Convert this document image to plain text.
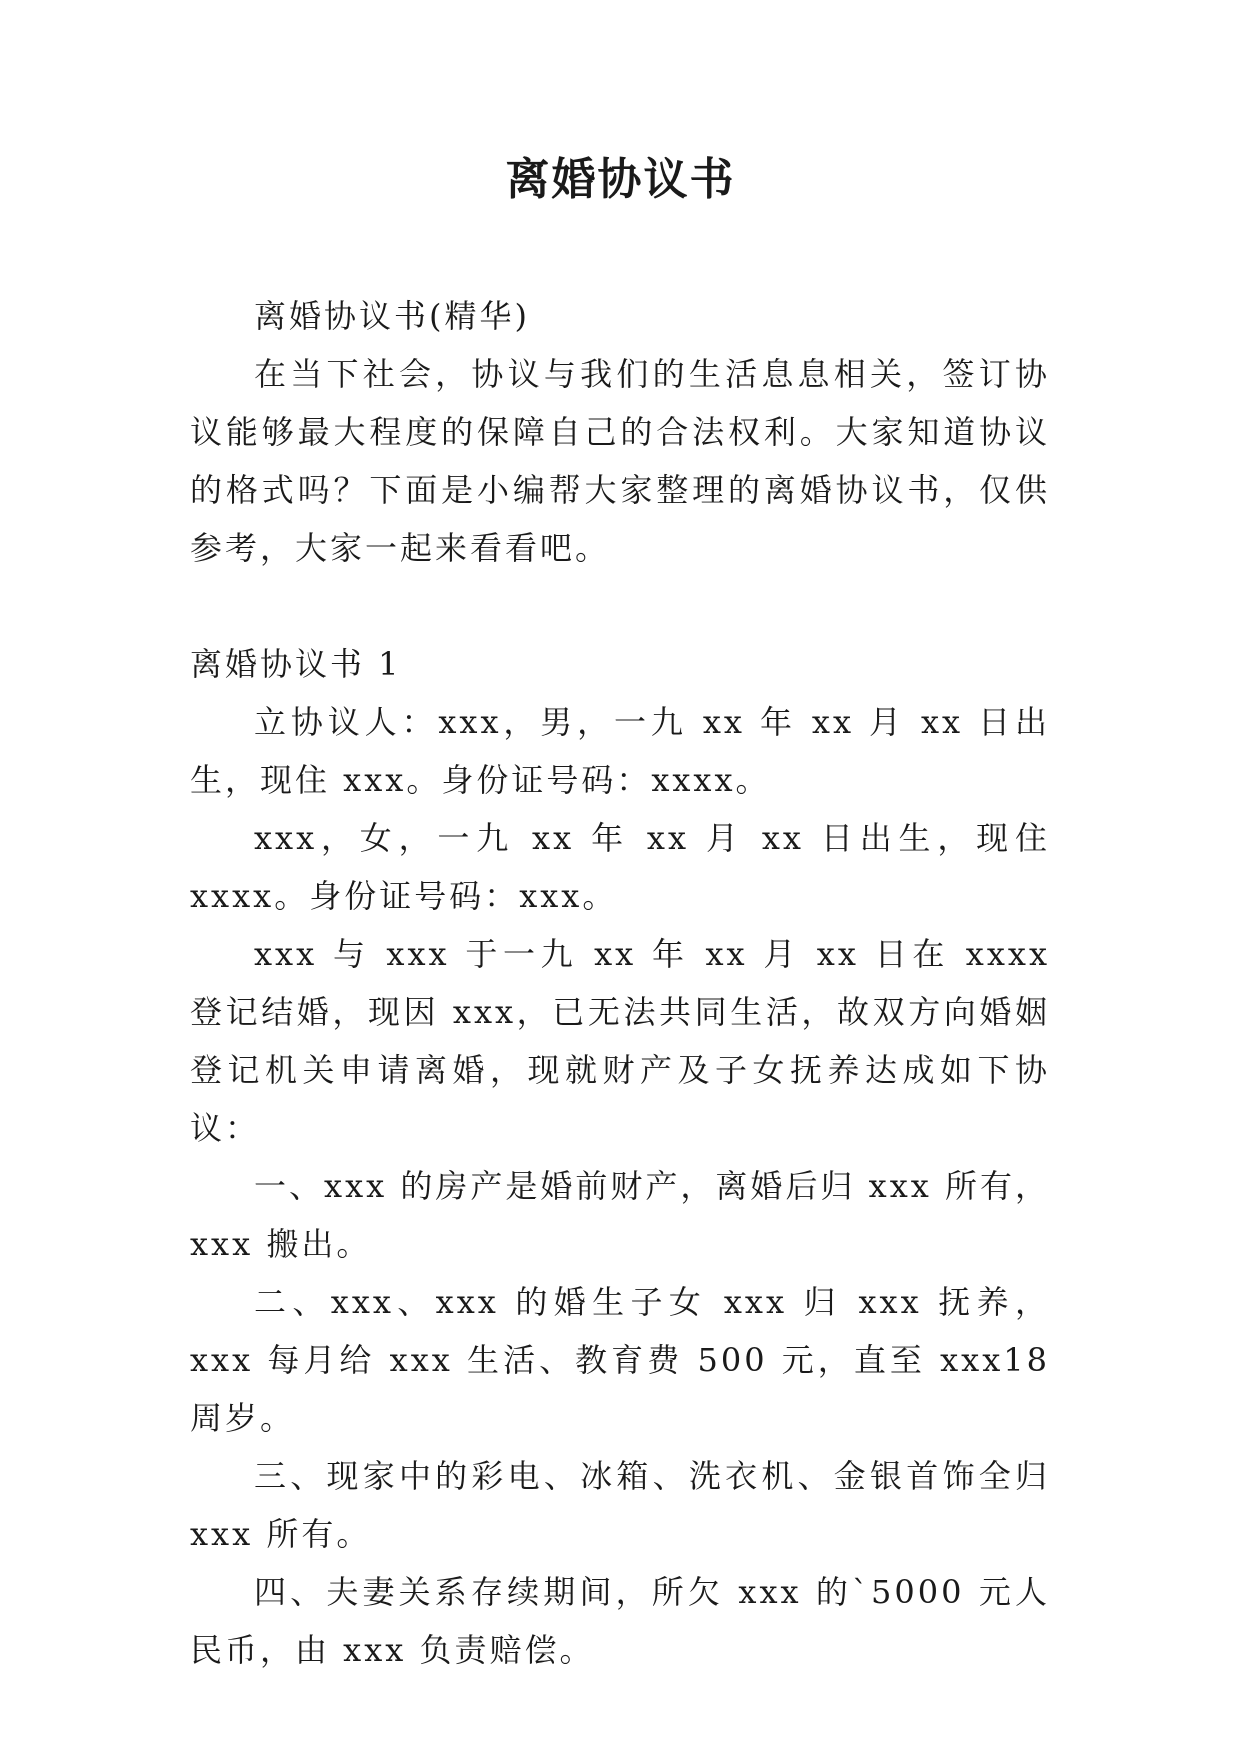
离婚协议书

离婚协议书(精华)

在当下社会，协议与我们的生活息息相关，签订协议能够最大程度的保障自己的合法权利。大家知道协议的格式吗？下面是小编帮大家整理的离婚协议书，仅供参考，大家一起来看看吧。

离婚协议书 1

立协议人：xxx，男，一九 xx 年 xx 月 xx 日出生，现住 xxx。身份证号码：xxxx。

xxx，女，一九 xx 年 xx 月 xx 日出生，现住 xxxx。身份证号码：xxx。

xxx 与 xxx 于一九 xx 年 xx 月 xx 日在 xxxx 登记结婚，现因 xxx，已无法共同生活，故双方向婚姻登记机关申请离婚，现就财产及子女抚养达成如下协议：

一、xxx 的房产是婚前财产，离婚后归 xxx 所有，xxx 搬出。

二、xxx、xxx 的婚生子女 xxx 归 xxx 抚养，xxx 每月给 xxx 生活、教育费 500 元，直至 xxx18 周岁。

三、现家中的彩电、冰箱、洗衣机、金银首饰全归 xxx 所有。

四、夫妻关系存续期间，所欠 xxx 的`5000 元人民币，由 xxx 负责赔偿。
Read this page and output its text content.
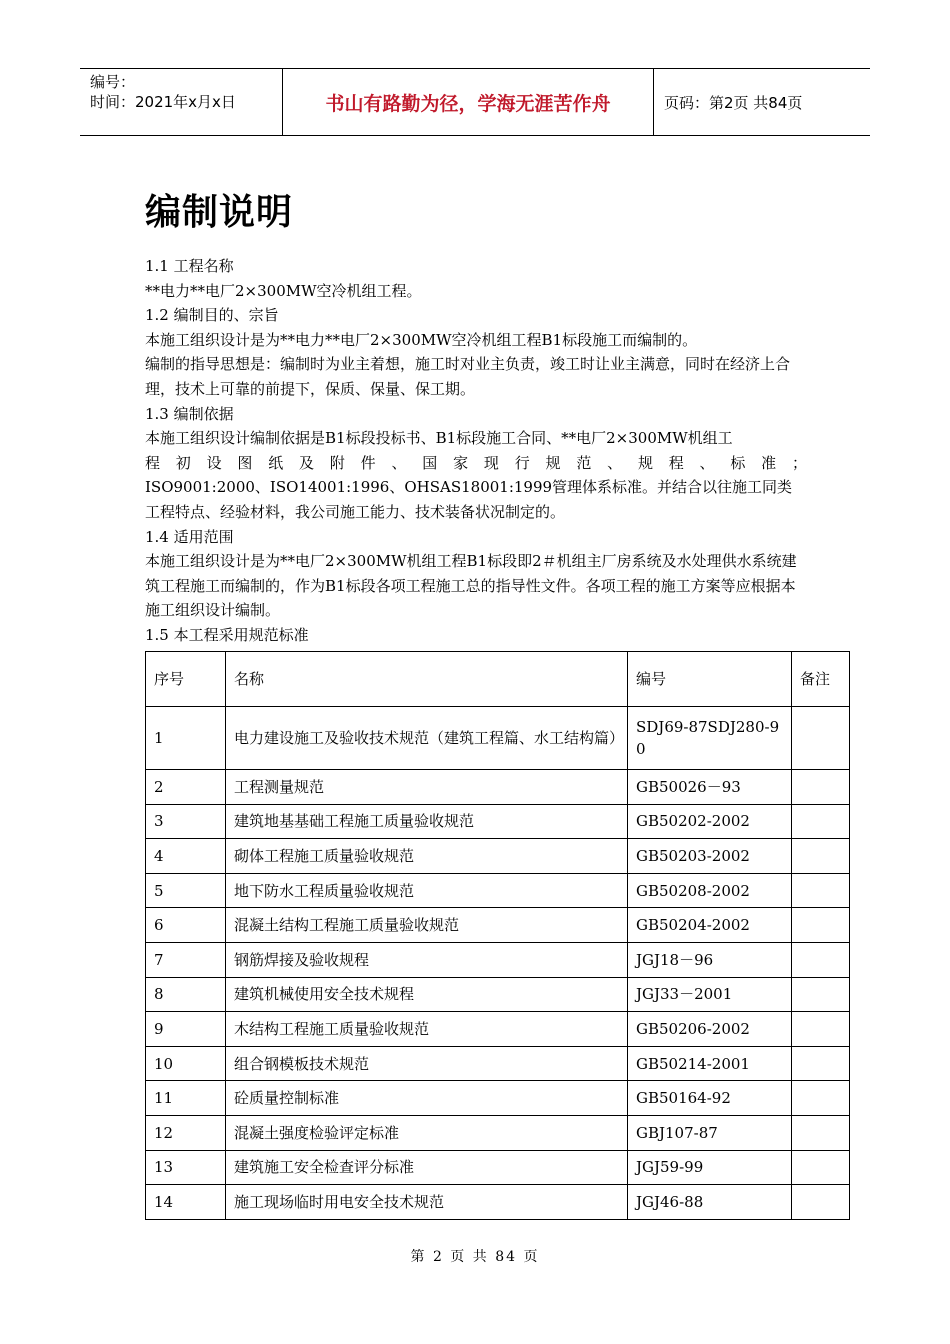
编号：
时间：2021年x月x日	书山有路勤为径，学海无涯苦作舟	页码：第2页 共84页
编制说明

1.1 工程名称

**电力**电厂2×300MW空冷机组工程。

1.2 编制目的、宗旨

本施工组织设计是为**电力**电厂2×300MW空冷机组工程B1标段施工而编制的。

编制的指导思想是：编制时为业主着想，施工时对业主负责，竣工时让业主满意，同时在经济上合理，技术上可靠的前提下，保质、保量、保工期。

1.3 编制依据

本施工组织设计编制依据是B1标段投标书、B1标段施工合同、**电厂2×300MW机组工

程初设图纸及附件、国家现行规范、规程、标准；

ISO9001:2000、ISO14001:1996、OHSAS18001:1999管理体系标准。并结合以往施工同类工程特点、经验材料，我公司施工能力、技术装备状况制定的。

1.4 适用范围

本施工组织设计是为**电厂2×300MW机组工程B1标段即2＃机组主厂房系统及水处理供水系统建筑工程施工而编制的，作为B1标段各项工程施工总的指导性文件。各项工程的施工方案等应根据本施工组织设计编制。

1.5 本工程采用规范标准

序号	名称	编号	备注
1	电力建设施工及验收技术规范（建筑工程篇、水工结构篇）	SDJ69-87SDJ280-9 0	
2	工程测量规范	GB50026－93	
3	建筑地基基础工程施工质量验收规范	GB50202-2002	
4	砌体工程施工质量验收规范	GB50203-2002	
5	地下防水工程质量验收规范	GB50208-2002	
6	混凝土结构工程施工质量验收规范	GB50204-2002	
7	钢筋焊接及验收规程	JGJ18－96	
8	建筑机械使用安全技术规程	JGJ33－2001	
9	木结构工程施工质量验收规范	GB50206-2002	
10	组合钢模板技术规范	GB50214-2001	
11	砼质量控制标准	GB50164-92	
12	混凝土强度检验评定标准	GBJ107-87	
13	建筑施工安全检查评分标准	JGJ59-99	
14	施工现场临时用电安全技术规范	JGJ46-88	
第 2 页 共 84 页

________________

= Task =
Every entry above should be duplicated exactly. Do not include the images.

= The answer =
Convert this document image to plain text.
离婚协议书

离婚协议书(精华)

在当下社会，协议与我们的生活息息相关，签订协议能够最大程度的保障自己的合法权利。大家知道协议的格式吗？下面是小编帮大家整理的离婚协议书，仅供参考，大家一起来看看吧。

离婚协议书 1

立协议人：xxx，男，一九 xx 年 xx 月 xx 日出生，现住 xxx。身份证号码：xxxx。

xxx，女，一九 xx 年 xx 月 xx 日出生，现住 xxxx。身份证号码：xxx。

xxx 与 xxx 于一九 xx 年 xx 月 xx 日在 xxxx 登记结婚，现因 xxx，已无法共同生活，故双方向婚姻登记机关申请离婚，现就财产及子女抚养达成如下协议：

一、xxx 的房产是婚前财产，离婚后归 xxx 所有，xxx 搬出。

二、xxx、xxx 的婚生子女 xxx 归 xxx 抚养，xxx 每月给 xxx 生活、教育费 500 元，直至 xxx18 周岁。

三、现家中的彩电、冰箱、洗衣机、金银首饰全归 xxx 所有。

四、夫妻关系存续期间，所欠 xxx 的`5000 元人民币，由 xxx 负责赔偿。
Read this page and output its text content.
编号：
时间：2021年x月x日	书山有路勤为径，学海无涯苦作舟	页码：第2页 共84页
编制说明

1.1 工程名称

**电力**电厂2×300MW空冷机组工程。

1.2 编制目的、宗旨

本施工组织设计是为**电力**电厂2×300MW空冷机组工程B1标段施工而编制的。

编制的指导思想是：编制时为业主着想，施工时对业主负责，竣工时让业主满意，同时在经济上合理，技术上可靠的前提下，保质、保量、保工期。

1.3 编制依据

本施工组织设计编制依据是B1标段投标书、B1标段施工合同、**电厂2×300MW机组工

程初设图纸及附件、国家现行规范、规程、标准；

ISO9001:2000、ISO14001:1996、OHSAS18001:1999管理体系标准。并结合以往施工同类工程特点、经验材料，我公司施工能力、技术装备状况制定的。

1.4 适用范围

本施工组织设计是为**电厂2×300MW机组工程B1标段即2＃机组主厂房系统及水处理供水系统建筑工程施工而编制的，作为B1标段各项工程施工总的指导性文件。各项工程的施工方案等应根据本施工组织设计编制。

1.5 本工程采用规范标准

序号	名称	编号	备注
1	电力建设施工及验收技术规范（建筑工程篇、水工结构篇）	SDJ69-87SDJ280-9 0	
2	工程测量规范	GB50026－93	
3	建筑地基基础工程施工质量验收规范	GB50202-2002	
4	砌体工程施工质量验收规范	GB50203-2002	
5	地下防水工程质量验收规范	GB50208-2002	
6	混凝土结构工程施工质量验收规范	GB50204-2002	
7	钢筋焊接及验收规程	JGJ18－96	
8	建筑机械使用安全技术规程	JGJ33－2001	
9	木结构工程施工质量验收规范	GB50206-2002	
10	组合钢模板技术规范	GB50214-2001	
11	砼质量控制标准	GB50164-92	
12	混凝土强度检验评定标准	GBJ107-87	
13	建筑施工安全检查评分标准	JGJ59-99	
14	施工现场临时用电安全技术规范	JGJ46-88	
第 2 页 共 84 页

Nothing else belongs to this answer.